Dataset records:
— start —
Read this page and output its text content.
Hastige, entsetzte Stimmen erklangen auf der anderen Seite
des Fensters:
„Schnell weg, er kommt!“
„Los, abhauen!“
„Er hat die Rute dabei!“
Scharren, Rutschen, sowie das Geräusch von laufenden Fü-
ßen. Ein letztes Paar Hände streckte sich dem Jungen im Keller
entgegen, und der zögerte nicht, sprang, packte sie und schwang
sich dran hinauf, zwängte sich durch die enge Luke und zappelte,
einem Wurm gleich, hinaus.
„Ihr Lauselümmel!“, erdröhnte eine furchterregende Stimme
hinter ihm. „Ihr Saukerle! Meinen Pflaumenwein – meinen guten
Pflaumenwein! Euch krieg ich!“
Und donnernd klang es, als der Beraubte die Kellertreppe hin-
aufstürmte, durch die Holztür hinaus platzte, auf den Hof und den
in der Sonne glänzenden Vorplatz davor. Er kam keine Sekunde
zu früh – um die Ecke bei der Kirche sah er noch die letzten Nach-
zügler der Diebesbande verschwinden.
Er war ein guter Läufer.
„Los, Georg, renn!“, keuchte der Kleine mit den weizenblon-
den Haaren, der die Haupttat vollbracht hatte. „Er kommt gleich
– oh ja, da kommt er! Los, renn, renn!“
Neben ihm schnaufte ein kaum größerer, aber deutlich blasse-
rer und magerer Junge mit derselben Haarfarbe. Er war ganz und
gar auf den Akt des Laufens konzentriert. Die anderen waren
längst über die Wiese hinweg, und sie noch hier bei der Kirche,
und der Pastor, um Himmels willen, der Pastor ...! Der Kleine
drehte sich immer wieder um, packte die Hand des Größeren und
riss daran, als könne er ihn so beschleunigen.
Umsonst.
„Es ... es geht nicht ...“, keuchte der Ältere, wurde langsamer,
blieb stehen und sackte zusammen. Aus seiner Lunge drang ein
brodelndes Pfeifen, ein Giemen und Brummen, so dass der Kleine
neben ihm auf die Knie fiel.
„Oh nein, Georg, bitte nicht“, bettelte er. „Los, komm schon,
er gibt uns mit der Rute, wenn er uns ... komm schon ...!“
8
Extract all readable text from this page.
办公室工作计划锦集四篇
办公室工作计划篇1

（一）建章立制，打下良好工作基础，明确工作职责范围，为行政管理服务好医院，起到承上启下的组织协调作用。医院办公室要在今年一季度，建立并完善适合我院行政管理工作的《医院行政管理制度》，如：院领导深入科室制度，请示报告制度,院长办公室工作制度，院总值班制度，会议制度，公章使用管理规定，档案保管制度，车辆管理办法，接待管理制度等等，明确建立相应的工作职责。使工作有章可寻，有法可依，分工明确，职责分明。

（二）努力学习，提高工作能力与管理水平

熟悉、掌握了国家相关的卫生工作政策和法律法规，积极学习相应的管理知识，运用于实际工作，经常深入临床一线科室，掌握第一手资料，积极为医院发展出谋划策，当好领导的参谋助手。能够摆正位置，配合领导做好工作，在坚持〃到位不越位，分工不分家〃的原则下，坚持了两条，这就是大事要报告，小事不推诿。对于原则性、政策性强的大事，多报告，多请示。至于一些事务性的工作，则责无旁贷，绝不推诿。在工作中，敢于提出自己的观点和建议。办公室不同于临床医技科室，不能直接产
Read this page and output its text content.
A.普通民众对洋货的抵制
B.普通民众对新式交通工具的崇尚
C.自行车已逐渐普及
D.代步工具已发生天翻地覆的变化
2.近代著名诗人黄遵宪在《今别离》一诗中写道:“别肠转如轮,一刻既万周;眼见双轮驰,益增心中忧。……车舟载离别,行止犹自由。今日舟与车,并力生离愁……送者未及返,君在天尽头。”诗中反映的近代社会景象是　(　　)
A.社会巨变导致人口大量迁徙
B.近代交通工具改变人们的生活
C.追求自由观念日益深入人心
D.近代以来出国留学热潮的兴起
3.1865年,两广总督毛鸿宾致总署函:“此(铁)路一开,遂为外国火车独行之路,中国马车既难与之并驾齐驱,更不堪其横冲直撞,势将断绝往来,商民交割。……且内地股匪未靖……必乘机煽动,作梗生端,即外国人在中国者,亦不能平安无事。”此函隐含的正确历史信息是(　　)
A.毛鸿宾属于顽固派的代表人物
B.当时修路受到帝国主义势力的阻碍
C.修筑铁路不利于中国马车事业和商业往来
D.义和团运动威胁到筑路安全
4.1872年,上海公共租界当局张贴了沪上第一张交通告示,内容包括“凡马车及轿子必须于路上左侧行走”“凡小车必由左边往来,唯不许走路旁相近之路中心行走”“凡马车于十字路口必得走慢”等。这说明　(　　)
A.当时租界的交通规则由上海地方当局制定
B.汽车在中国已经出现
— end —
**Problem details:** All the data must be duplicated exactly, with nothing added or removed.

**Completed exercise:**
Read this page and output its text content.
Hastige, entsetzte Stimmen erklangen auf der anderen Seite
des Fensters:
„Schnell weg, er kommt!“
„Los, abhauen!“
„Er hat die Rute dabei!“
Scharren, Rutschen, sowie das Geräusch von laufenden Fü-
ßen. Ein letztes Paar Hände streckte sich dem Jungen im Keller
entgegen, und der zögerte nicht, sprang, packte sie und schwang
sich dran hinauf, zwängte sich durch die enge Luke und zappelte,
einem Wurm gleich, hinaus.
„Ihr Lauselümmel!“, erdröhnte eine furchterregende Stimme
hinter ihm. „Ihr Saukerle! Meinen Pflaumenwein – meinen guten
Pflaumenwein! Euch krieg ich!“
Und donnernd klang es, als der Beraubte die Kellertreppe hin-
aufstürmte, durch die Holztür hinaus platzte, auf den Hof und den
in der Sonne glänzenden Vorplatz davor. Er kam keine Sekunde
zu früh – um die Ecke bei der Kirche sah er noch die letzten Nach-
zügler der Diebesbande verschwinden.
Er war ein guter Läufer.
„Los, Georg, renn!“, keuchte der Kleine mit den weizenblon-
den Haaren, der die Haupttat vollbracht hatte. „Er kommt gleich
– oh ja, da kommt er! Los, renn, renn!“
Neben ihm schnaufte ein kaum größerer, aber deutlich blasse-
rer und magerer Junge mit derselben Haarfarbe. Er war ganz und
gar auf den Akt des Laufens konzentriert. Die anderen waren
längst über die Wiese hinweg, und sie noch hier bei der Kirche,
und der Pastor, um Himmels willen, der Pastor ...! Der Kleine
drehte sich immer wieder um, packte die Hand des Größeren und
riss daran, als könne er ihn so beschleunigen.
Umsonst.
„Es ... es geht nicht ...“, keuchte der Ältere, wurde langsamer,
blieb stehen und sackte zusammen. Aus seiner Lunge drang ein
brodelndes Pfeifen, ein Giemen und Brummen, so dass der Kleine
neben ihm auf die Knie fiel.
„Oh nein, Georg, bitte nicht“, bettelte er. „Los, komm schon,
er gibt uns mit der Rute, wenn er uns ... komm schon ...!“
8
Extract all readable text from this page.
办公室工作计划锦集四篇
办公室工作计划篇1

（一）建章立制，打下良好工作基础，明确工作职责范围，为行政管理服务好医院，起到承上启下的组织协调作用。医院办公室要在今年一季度，建立并完善适合我院行政管理工作的《医院行政管理制度》，如：院领导深入科室制度，请示报告制度,院长办公室工作制度，院总值班制度，会议制度，公章使用管理规定，档案保管制度，车辆管理办法，接待管理制度等等，明确建立相应的工作职责。使工作有章可寻，有法可依，分工明确，职责分明。

（二）努力学习，提高工作能力与管理水平

熟悉、掌握了国家相关的卫生工作政策和法律法规，积极学习相应的管理知识，运用于实际工作，经常深入临床一线科室，掌握第一手资料，积极为医院发展出谋划策，当好领导的参谋助手。能够摆正位置，配合领导做好工作，在坚持〃到位不越位，分工不分家〃的原则下，坚持了两条，这就是大事要报告，小事不推诿。对于原则性、政策性强的大事，多报告，多请示。至于一些事务性的工作，则责无旁贷，绝不推诿。在工作中，敢于提出自己的观点和建议。办公室不同于临床医技科室，不能直接产
Read this page and output its text content.
A.普通民众对洋货的抵制
B.普通民众对新式交通工具的崇尚
C.自行车已逐渐普及
D.代步工具已发生天翻地覆的变化
2.近代著名诗人黄遵宪在《今别离》一诗中写道:“别肠转如轮,一刻既万周;眼见双轮驰,益增心中忧。……车舟载离别,行止犹自由。今日舟与车,并力生离愁……送者未及返,君在天尽头。”诗中反映的近代社会景象是　(　　)
A.社会巨变导致人口大量迁徙
B.近代交通工具改变人们的生活
C.追求自由观念日益深入人心
D.近代以来出国留学热潮的兴起
3.1865年,两广总督毛鸿宾致总署函:“此(铁)路一开,遂为外国火车独行之路,中国马车既难与之并驾齐驱,更不堪其横冲直撞,势将断绝往来,商民交割。……且内地股匪未靖……必乘机煽动,作梗生端,即外国人在中国者,亦不能平安无事。”此函隐含的正确历史信息是(　　)
A.毛鸿宾属于顽固派的代表人物
B.当时修路受到帝国主义势力的阻碍
C.修筑铁路不利于中国马车事业和商业往来
D.义和团运动威胁到筑路安全
4.1872年,上海公共租界当局张贴了沪上第一张交通告示,内容包括“凡马车及轿子必须于路上左侧行走”“凡小车必由左边往来,唯不许走路旁相近之路中心行走”“凡马车于十字路口必得走慢”等。这说明　(　　)
A.当时租界的交通规则由上海地方当局制定
B.汽车在中国已经出现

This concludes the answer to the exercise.